__Prompt__: All of the data needs to be repeated exactly.

__Information given__:
------------
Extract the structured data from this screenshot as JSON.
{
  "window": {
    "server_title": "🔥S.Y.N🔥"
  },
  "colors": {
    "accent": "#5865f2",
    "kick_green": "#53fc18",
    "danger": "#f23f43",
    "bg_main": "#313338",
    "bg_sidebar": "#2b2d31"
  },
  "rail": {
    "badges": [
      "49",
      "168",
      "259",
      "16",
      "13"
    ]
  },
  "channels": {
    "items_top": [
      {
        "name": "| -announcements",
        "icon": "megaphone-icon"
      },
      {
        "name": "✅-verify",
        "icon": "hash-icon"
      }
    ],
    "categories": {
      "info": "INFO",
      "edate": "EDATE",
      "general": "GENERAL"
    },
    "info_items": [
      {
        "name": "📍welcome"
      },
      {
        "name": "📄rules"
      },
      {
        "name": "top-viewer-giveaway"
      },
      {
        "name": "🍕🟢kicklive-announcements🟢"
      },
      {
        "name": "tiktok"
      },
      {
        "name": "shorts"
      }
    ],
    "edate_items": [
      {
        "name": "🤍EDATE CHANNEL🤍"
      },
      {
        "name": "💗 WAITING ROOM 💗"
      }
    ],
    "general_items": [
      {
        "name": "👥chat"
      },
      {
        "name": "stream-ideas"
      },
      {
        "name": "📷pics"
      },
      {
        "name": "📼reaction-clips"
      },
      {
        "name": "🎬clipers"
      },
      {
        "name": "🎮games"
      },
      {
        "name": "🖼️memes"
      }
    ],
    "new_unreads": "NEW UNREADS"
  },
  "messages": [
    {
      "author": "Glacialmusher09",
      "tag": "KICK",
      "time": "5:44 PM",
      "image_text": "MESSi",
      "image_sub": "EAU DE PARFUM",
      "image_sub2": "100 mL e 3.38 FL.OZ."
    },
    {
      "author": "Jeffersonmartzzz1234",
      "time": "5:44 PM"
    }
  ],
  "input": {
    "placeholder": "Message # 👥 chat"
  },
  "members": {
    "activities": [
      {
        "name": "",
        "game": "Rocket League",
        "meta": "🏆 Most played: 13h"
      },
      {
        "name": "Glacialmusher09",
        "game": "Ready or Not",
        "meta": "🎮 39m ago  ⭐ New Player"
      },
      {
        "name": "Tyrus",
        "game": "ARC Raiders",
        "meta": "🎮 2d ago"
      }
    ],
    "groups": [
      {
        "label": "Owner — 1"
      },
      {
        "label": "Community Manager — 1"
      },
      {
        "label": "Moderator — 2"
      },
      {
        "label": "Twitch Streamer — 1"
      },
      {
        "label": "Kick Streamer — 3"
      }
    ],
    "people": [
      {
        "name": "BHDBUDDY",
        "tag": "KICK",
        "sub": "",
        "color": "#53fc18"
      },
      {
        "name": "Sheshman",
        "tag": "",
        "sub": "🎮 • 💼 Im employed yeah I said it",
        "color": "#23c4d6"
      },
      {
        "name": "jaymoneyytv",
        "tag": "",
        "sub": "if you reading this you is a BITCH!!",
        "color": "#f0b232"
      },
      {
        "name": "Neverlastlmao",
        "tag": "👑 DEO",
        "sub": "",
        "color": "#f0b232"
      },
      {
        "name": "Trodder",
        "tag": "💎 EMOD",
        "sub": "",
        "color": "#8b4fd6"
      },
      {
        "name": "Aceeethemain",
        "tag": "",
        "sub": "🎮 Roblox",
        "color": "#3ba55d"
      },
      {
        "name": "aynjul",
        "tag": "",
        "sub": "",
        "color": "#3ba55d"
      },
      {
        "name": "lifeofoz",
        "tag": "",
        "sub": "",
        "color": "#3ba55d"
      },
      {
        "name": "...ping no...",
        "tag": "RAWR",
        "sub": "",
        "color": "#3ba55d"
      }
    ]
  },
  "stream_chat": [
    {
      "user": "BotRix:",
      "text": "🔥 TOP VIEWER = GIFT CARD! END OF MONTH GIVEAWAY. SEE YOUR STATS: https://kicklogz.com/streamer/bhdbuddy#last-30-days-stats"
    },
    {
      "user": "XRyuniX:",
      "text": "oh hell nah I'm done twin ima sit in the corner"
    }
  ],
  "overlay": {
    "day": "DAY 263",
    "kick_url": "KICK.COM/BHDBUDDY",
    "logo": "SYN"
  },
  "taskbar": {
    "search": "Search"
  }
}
------------
__Exercise response__:
Extract the structured data from this screenshot as JSON.
{
  "window": {
    "server_title": "🔥S.Y.N🔥"
  },
  "colors": {
    "accent": "#5865f2",
    "kick_green": "#53fc18",
    "danger": "#f23f43",
    "bg_main": "#313338",
    "bg_sidebar": "#2b2d31"
  },
  "rail": {
    "badges": [
      "49",
      "168",
      "259",
      "16",
      "13"
    ]
  },
  "channels": {
    "items_top": [
      {
        "name": "| -announcements",
        "icon": "megaphone-icon"
      },
      {
        "name": "✅-verify",
        "icon": "hash-icon"
      }
    ],
    "categories": {
      "info": "INFO",
      "edate": "EDATE",
      "general": "GENERAL"
    },
    "info_items": [
      {
        "name": "📍welcome"
      },
      {
        "name": "📄rules"
      },
      {
        "name": "top-viewer-giveaway"
      },
      {
        "name": "🍕🟢kicklive-announcements🟢"
      },
      {
        "name": "tiktok"
      },
      {
        "name": "shorts"
      }
    ],
    "edate_items": [
      {
        "name": "🤍EDATE CHANNEL🤍"
      },
      {
        "name": "💗 WAITING ROOM 💗"
      }
    ],
    "general_items": [
      {
        "name": "👥chat"
      },
      {
        "name": "stream-ideas"
      },
      {
        "name": "📷pics"
      },
      {
        "name": "📼reaction-clips"
      },
      {
        "name": "🎬clipers"
      },
      {
        "name": "🎮games"
      },
      {
        "name": "🖼️memes"
      }
    ],
    "new_unreads": "NEW UNREADS"
  },
  "messages": [
    {
      "author": "Glacialmusher09",
      "tag": "KICK",
      "time": "5:44 PM",
      "image_text": "MESSi",
      "image_sub": "EAU DE PARFUM",
      "image_sub2": "100 mL e 3.38 FL.OZ."
    },
    {
      "author": "Jeffersonmartzzz1234",
      "time": "5:44 PM"
    }
  ],
  "input": {
    "placeholder": "Message # 👥 chat"
  },
  "members": {
    "activities": [
      {
        "name": "",
        "game": "Rocket League",
        "meta": "🏆 Most played: 13h"
      },
      {
        "name": "Glacialmusher09",
        "game": "Ready or Not",
        "meta": "🎮 39m ago  ⭐ New Player"
      },
      {
        "name": "Tyrus",
        "game": "ARC Raiders",
        "meta": "🎮 2d ago"
      }
    ],
    "groups": [
      {
        "label": "Owner — 1"
      },
      {
        "label": "Community Manager — 1"
      },
      {
        "label": "Moderator — 2"
      },
      {
        "label": "Twitch Streamer — 1"
      },
      {
        "label": "Kick Streamer — 3"
      }
    ],
    "people": [
      {
        "name": "BHDBUDDY",
        "tag": "KICK",
        "sub": "",
        "color": "#53fc18"
      },
      {
        "name": "Sheshman",
        "tag": "",
        "sub": "🎮 • 💼 Im employed yeah I said it",
        "color": "#23c4d6"
      },
      {
        "name": "jaymoneyytv",
        "tag": "",
        "sub": "if you reading this you is a BITCH!!",
        "color": "#f0b232"
      },
      {
        "name": "Neverlastlmao",
        "tag": "👑 DEO",
        "sub": "",
        "color": "#f0b232"
      },
      {
        "name": "Trodder",
        "tag": "💎 EMOD",
        "sub": "",
        "color": "#8b4fd6"
      },
      {
        "name": "Aceeethemain",
        "tag": "",
        "sub": "🎮 Roblox",
        "color": "#3ba55d"
      },
      {
        "name": "aynjul",
        "tag": "",
        "sub": "",
        "color": "#3ba55d"
      },
      {
        "name": "lifeofoz",
        "tag": "",
        "sub": "",
        "color": "#3ba55d"
      },
      {
        "name": "...ping no...",
        "tag": "RAWR",
        "sub": "",
        "color": "#3ba55d"
      }
    ]
  },
  "stream_chat": [
    {
      "user": "BotRix:",
      "text": "🔥 TOP VIEWER = GIFT CARD! END OF MONTH GIVEAWAY. SEE YOUR STATS: https://kicklogz.com/streamer/bhdbuddy#last-30-days-stats"
    },
    {
      "user": "XRyuniX:",
      "text": "oh hell nah I'm done twin ima sit in the corner"
    }
  ],
  "overlay": {
    "day": "DAY 263",
    "kick_url": "KICK.COM/BHDBUDDY",
    "logo": "SYN"
  },
  "taskbar": {
    "search": "Search"
  }
}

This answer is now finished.